■ What you have to do ■
Answer these questions from the text on David Farkas:
1. In which city and state was Farkas born?
2. What role did he play at the Sierra Repertory Theatre?
3. Which film marked his film debut?

■ Selected text ■
David Farkas (born November 28, 1975) is an American actor and musician.

==Biography==
Farkas was born in Akron, Ohio, but Orange County, California has been his home since 1988. At Sunny Hills High School he was a member of an all-league water polo team. He was also a member of the North Orange County All-Star Team. He then played water polo at Claremont McKenna College where he was an All-SCIAC, All-American selection his senior year. He was also a two-time captain and a member of the CMS Athletic Wall of Fame.

==Theatre/TV/Film==
After college, David started pursuing theatre. He worked at several theatre companies throughout Los Angeles and Orange County, performing as Joseph in Joseph and the Amazing Technicolor Dreamcoat, Jim in The Rainmaker, Johnny Case in Holiday, Joe in Heaven Can Wait, and Nick in Baby. He also played the title role, Conrad Birdie in Bye Bye Birdie at the Grove Theatre, and Buck Holden in Nite Club Confidential at the Sierra Repertory Theatre. Diane Nelson writes in her review of 'Nite Club' in The Union Democrat, "Equity actor David Farkas is a spiffy Buck Holden, with his Phillip Marlowe delivery and winning smile. He narrates the whole review, and still finds the energy to dance and sing like a pro." Playing the title role of Robbie in a musical version of The Wedding Singer, David played guitar on stage for the first time, and created a 'likable, wholly credible character...' without copying Sandler's screen portrayal.

During this time, David also started pursuing more television and film roles. His first part was in the daytime soap, The Bold and the Beautiful. He would go on later to have a recurring principal role on Passions, and a principal role on The Young and the Restless. His film debut as David A. Farkas came when he was cast in Flightplan (2005), starring Jodie Foster. He then played Chad in the suspense film Dark Mirror (2007), starring Lisa Vidal. He also had roles on Ghost Whisperer, Perception, NCIS: Los Angeles, All My Children, General Hospital, Wicked Wicked Games, and Criminal Minds. Currently in production, David plays Sgt. Eddie Bracket in Fatal Crossroads, a film which depicts the Malmedy massacre during WWII. In the Coaching Corner segment 'Filming Fatal Crossroads,' Director R.J. Adams documents some behind the scenes footage of the making of the film.

Document layout analysis data:
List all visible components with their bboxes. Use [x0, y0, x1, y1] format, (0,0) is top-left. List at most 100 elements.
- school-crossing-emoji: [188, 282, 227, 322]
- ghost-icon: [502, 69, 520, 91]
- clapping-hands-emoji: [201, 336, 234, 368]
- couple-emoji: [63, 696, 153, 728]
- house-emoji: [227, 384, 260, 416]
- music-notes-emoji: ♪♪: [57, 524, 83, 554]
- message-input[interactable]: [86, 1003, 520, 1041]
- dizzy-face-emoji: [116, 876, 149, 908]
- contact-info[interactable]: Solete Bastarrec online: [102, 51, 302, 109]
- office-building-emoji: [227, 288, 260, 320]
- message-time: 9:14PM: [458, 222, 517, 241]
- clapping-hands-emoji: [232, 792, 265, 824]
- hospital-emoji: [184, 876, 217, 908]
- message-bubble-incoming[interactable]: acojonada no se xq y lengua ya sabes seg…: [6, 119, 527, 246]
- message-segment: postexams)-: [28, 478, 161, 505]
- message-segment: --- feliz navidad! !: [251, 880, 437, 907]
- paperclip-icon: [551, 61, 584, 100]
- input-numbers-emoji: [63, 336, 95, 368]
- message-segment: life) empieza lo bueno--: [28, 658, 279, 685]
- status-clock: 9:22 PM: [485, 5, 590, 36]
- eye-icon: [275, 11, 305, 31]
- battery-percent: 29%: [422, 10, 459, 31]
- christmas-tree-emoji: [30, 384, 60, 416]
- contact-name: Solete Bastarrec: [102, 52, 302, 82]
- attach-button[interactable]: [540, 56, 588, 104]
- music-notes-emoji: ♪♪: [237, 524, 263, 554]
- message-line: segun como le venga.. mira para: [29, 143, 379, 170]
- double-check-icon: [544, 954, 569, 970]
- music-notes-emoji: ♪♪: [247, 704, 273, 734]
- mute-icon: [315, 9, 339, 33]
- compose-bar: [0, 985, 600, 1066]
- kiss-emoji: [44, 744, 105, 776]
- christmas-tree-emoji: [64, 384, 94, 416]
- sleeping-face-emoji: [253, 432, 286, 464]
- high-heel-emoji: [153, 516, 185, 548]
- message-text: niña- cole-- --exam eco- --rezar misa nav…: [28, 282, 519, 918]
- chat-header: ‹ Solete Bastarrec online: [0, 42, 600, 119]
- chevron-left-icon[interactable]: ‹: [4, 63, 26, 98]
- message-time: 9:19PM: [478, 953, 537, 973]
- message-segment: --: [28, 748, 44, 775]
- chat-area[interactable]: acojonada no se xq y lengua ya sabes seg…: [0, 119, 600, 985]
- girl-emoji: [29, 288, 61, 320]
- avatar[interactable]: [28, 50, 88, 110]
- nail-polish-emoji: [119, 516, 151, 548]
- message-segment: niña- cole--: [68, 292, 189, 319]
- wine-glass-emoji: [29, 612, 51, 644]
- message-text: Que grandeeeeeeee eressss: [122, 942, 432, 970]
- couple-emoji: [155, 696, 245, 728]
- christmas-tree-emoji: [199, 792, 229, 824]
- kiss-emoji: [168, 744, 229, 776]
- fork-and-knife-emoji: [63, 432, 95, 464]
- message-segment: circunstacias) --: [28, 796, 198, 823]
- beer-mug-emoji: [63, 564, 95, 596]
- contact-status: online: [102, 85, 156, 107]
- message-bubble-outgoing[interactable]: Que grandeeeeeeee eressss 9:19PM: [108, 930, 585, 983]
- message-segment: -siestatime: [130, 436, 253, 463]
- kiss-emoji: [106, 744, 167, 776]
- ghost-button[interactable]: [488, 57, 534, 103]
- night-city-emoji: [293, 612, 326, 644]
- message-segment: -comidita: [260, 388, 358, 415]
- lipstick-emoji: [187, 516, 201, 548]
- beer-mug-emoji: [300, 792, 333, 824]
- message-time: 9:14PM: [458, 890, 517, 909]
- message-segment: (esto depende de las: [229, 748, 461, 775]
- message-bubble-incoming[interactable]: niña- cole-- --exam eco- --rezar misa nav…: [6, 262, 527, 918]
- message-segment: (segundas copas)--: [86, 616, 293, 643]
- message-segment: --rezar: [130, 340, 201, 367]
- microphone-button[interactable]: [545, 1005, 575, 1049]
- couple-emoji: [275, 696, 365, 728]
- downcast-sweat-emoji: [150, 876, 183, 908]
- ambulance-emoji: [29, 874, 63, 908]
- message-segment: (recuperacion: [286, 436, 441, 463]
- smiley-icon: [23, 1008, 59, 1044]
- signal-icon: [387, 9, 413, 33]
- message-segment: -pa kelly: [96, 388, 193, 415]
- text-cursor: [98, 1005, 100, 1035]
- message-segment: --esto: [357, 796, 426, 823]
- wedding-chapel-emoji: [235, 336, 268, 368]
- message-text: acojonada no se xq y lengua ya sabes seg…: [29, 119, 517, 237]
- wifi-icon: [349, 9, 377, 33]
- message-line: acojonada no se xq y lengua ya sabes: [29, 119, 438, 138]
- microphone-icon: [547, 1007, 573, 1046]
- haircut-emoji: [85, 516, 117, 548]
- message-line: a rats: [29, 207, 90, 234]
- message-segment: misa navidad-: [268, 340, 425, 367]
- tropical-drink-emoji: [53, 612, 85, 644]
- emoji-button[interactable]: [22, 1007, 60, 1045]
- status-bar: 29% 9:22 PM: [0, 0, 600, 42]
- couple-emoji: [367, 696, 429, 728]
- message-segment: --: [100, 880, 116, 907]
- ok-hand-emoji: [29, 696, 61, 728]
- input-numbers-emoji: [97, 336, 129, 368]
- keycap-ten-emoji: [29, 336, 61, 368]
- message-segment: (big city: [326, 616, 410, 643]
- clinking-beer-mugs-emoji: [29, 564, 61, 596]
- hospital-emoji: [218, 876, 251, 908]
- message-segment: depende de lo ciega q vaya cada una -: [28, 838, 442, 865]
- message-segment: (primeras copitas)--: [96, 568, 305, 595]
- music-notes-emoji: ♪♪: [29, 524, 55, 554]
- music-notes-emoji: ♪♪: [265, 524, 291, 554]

■ Task response ■
1. Akron, Ohio
2. Buck Holden in Nite Club Confidential
3. Flightplan (2005)